WHAT IS BEING ASKED:
Spot each line that carries the word "Displacement"; copy those lines.

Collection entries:
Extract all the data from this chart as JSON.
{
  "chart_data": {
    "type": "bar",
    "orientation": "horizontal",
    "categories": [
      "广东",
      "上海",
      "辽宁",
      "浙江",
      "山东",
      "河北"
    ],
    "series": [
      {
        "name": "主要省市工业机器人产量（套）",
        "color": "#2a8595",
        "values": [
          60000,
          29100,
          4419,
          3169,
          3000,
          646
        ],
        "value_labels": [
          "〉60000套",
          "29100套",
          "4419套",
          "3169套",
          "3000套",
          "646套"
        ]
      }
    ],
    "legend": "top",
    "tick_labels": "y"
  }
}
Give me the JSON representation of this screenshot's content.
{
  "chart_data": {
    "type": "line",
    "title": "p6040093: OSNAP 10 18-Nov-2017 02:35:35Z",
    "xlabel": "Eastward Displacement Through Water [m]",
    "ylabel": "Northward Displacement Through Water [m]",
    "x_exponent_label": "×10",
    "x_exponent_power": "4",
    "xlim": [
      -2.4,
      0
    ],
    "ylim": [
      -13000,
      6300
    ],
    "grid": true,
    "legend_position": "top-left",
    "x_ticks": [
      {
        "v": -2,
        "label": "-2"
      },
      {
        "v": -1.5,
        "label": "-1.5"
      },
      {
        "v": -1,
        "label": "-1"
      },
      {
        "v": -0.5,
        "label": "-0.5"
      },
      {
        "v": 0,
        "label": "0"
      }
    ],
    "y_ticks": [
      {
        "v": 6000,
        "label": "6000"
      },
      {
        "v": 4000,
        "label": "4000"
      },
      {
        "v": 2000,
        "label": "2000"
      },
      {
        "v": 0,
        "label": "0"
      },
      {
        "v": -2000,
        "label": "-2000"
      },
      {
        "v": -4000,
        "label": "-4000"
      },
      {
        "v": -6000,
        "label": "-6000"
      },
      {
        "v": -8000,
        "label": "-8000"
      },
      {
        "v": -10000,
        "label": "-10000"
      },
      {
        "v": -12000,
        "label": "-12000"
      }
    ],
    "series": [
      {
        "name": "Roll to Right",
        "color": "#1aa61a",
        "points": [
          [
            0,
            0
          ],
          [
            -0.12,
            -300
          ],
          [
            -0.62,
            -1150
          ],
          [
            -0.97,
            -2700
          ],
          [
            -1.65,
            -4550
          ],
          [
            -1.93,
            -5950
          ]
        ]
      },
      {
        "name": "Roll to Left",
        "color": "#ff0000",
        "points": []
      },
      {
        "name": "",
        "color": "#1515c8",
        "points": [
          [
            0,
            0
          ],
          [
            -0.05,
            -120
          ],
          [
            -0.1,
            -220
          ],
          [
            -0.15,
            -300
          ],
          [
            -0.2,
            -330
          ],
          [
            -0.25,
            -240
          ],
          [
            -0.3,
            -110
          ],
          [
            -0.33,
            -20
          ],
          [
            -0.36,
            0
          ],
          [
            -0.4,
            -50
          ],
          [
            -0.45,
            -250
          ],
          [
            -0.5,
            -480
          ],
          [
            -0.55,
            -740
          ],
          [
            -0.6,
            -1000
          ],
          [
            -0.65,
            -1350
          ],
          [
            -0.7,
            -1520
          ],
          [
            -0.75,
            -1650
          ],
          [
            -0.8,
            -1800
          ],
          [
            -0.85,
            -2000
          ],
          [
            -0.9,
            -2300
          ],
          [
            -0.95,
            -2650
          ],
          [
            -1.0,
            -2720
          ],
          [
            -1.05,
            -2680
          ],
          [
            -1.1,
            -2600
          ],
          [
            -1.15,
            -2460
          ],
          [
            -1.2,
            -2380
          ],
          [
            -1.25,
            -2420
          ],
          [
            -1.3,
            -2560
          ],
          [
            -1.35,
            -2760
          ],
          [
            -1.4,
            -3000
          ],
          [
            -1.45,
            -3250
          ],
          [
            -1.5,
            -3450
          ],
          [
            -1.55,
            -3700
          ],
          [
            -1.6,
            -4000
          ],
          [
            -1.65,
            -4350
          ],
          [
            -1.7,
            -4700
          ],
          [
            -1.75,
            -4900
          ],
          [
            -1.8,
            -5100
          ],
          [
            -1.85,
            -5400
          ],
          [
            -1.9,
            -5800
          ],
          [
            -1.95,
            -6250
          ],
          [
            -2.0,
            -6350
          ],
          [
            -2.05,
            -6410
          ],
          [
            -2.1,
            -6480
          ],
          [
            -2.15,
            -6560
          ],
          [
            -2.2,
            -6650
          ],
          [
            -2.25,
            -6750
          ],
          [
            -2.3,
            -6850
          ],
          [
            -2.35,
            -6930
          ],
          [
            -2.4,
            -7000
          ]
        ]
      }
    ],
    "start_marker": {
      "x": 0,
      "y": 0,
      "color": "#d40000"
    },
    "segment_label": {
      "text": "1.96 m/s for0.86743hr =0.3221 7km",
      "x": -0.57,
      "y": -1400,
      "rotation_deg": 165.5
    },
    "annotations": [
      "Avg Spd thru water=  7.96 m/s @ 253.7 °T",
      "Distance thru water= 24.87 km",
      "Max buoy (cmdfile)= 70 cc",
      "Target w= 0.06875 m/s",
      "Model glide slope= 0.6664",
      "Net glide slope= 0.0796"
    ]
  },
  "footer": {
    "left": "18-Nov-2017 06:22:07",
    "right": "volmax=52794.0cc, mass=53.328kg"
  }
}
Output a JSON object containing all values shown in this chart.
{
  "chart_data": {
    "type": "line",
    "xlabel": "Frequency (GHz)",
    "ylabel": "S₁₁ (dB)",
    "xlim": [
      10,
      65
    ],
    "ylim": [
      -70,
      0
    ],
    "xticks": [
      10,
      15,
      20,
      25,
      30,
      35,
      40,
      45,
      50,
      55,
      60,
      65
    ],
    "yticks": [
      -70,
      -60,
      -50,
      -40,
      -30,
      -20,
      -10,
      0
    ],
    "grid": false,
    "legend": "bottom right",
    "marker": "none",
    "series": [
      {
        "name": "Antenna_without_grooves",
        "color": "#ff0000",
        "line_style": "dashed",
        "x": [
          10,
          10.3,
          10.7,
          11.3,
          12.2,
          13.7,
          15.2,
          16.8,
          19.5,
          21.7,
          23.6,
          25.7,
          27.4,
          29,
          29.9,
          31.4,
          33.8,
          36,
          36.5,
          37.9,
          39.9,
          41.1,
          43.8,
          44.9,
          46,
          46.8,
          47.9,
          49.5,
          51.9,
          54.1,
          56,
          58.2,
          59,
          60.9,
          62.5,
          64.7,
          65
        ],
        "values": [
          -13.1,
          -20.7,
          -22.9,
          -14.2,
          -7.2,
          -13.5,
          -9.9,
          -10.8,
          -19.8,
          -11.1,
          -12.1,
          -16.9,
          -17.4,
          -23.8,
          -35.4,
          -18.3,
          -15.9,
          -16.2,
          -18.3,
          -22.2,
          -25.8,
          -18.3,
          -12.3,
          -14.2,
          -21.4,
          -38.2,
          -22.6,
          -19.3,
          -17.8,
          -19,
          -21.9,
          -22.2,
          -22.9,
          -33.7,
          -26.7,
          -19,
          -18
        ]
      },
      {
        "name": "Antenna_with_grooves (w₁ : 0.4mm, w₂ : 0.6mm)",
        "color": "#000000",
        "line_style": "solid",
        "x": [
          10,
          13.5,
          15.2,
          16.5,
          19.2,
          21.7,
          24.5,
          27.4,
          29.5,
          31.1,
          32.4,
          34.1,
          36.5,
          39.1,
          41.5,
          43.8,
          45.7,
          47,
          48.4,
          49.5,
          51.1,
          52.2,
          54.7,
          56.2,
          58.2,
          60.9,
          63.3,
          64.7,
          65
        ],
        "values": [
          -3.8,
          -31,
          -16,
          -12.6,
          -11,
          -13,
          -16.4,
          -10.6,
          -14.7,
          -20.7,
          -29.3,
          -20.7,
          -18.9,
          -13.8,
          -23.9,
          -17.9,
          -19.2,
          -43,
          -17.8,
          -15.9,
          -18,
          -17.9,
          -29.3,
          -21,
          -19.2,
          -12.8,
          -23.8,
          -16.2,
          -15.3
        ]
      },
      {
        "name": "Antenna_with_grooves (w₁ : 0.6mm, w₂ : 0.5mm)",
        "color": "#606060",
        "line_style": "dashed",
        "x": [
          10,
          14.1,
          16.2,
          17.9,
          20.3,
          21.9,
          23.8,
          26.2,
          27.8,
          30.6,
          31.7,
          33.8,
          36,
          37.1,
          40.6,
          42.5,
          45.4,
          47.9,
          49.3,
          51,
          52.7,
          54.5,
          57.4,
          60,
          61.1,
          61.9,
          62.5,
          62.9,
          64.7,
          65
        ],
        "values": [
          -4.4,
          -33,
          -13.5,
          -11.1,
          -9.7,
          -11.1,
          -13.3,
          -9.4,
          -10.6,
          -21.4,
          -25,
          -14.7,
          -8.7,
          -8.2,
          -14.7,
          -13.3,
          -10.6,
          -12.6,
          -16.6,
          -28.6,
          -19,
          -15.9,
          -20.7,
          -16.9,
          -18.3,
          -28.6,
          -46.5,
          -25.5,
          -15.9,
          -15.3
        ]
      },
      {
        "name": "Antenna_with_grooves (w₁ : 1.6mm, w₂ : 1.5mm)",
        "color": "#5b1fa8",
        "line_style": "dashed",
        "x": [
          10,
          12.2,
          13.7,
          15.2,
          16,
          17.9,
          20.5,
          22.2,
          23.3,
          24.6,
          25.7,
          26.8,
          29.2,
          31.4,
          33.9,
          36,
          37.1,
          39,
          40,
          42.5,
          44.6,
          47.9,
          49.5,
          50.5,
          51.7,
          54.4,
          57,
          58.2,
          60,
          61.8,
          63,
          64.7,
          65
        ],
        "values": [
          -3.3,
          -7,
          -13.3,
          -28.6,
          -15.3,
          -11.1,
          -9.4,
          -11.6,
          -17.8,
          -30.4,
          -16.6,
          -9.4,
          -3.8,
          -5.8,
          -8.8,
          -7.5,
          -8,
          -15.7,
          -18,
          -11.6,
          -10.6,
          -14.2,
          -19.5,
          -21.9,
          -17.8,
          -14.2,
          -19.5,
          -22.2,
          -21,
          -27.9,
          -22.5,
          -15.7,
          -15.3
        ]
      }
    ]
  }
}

RESULT OF THE TASK:
    "xlabel": "Eastward Displacement Through Water [m]",
    "ylabel": "Northward Displacement Through Water [m]",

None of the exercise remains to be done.